- **Brief**
Find each line with the word "einzelnen" in it, then give the total alone.
--- begin ---
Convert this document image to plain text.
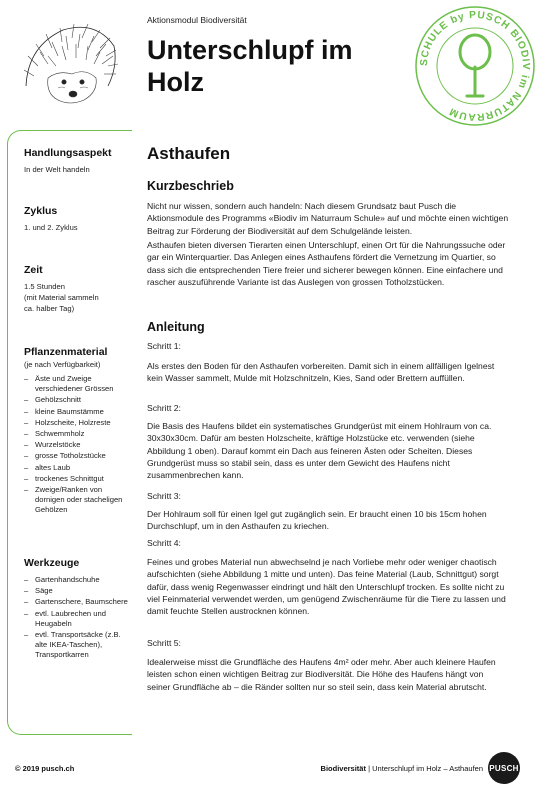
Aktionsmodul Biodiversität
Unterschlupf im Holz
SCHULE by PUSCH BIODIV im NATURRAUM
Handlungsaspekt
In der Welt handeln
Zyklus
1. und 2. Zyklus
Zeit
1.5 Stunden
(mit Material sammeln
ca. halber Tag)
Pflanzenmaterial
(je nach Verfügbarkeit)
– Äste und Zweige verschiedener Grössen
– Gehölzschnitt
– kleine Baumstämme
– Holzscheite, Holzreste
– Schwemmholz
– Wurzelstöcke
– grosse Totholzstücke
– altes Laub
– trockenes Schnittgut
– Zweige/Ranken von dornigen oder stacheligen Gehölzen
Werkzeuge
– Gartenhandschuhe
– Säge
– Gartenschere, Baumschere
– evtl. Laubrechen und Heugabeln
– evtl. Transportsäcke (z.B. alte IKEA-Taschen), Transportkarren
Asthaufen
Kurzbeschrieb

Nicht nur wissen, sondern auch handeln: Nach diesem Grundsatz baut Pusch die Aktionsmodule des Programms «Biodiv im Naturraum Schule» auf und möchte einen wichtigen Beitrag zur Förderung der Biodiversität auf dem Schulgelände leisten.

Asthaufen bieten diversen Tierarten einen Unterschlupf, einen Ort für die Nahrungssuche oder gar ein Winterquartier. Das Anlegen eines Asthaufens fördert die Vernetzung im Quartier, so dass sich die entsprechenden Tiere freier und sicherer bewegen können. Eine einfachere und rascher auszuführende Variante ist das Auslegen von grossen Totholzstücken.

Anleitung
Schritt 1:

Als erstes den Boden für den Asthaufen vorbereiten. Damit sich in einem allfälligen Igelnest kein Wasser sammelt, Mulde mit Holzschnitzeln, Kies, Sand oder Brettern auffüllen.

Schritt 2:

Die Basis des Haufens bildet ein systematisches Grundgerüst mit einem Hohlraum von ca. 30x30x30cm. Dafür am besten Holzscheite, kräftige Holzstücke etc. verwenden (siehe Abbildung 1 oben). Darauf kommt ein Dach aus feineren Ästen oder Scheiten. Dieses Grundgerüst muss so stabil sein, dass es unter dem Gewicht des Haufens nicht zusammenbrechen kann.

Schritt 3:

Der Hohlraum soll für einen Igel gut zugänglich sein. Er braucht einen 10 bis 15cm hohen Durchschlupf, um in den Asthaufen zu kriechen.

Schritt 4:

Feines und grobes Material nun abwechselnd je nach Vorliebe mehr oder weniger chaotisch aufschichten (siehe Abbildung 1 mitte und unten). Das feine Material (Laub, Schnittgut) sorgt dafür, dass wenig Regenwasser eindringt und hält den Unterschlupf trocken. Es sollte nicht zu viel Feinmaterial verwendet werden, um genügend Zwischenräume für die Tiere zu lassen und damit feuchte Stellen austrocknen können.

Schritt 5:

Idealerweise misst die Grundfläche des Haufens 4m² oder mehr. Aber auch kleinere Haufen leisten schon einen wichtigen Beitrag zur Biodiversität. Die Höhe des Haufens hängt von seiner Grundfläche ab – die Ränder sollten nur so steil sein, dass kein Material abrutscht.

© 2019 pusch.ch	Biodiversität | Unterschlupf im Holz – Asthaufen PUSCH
--- end ---
--- begin ---
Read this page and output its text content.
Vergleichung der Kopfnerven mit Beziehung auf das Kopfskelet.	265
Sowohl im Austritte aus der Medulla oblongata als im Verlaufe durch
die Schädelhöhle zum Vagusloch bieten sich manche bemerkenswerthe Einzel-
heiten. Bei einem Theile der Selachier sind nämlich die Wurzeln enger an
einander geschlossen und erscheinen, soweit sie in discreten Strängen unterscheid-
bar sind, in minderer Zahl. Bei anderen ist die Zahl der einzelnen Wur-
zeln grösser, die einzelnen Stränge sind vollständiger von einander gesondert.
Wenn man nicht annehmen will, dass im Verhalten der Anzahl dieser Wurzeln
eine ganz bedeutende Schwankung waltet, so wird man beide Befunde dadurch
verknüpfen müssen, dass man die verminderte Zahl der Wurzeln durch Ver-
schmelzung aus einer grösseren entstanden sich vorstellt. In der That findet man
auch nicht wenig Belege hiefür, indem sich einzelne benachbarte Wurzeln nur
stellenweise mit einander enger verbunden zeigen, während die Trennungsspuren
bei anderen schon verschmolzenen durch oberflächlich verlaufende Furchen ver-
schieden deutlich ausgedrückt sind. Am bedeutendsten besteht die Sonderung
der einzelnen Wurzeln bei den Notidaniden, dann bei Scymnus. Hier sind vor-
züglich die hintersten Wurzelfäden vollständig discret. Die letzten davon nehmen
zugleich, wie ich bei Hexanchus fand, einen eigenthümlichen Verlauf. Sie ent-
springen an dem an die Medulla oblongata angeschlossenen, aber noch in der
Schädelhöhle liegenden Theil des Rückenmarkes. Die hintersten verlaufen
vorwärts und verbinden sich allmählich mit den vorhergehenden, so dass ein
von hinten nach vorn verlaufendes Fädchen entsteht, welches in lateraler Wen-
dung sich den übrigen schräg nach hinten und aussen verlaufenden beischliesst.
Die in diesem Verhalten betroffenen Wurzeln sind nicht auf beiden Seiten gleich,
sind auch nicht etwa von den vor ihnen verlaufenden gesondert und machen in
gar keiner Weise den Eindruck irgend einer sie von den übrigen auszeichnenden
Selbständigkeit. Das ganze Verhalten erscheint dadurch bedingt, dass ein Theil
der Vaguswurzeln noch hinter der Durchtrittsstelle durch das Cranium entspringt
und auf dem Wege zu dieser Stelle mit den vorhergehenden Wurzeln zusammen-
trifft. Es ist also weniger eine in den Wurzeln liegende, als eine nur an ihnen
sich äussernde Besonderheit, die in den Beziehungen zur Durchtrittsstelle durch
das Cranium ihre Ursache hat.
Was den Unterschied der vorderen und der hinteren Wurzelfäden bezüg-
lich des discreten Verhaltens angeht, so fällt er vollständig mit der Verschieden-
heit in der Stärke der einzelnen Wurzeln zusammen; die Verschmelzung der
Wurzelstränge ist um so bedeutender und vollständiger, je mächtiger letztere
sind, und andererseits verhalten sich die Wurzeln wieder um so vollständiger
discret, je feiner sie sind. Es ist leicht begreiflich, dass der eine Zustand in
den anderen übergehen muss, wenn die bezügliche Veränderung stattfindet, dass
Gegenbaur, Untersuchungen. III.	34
--- end ---
- **Final answer**
4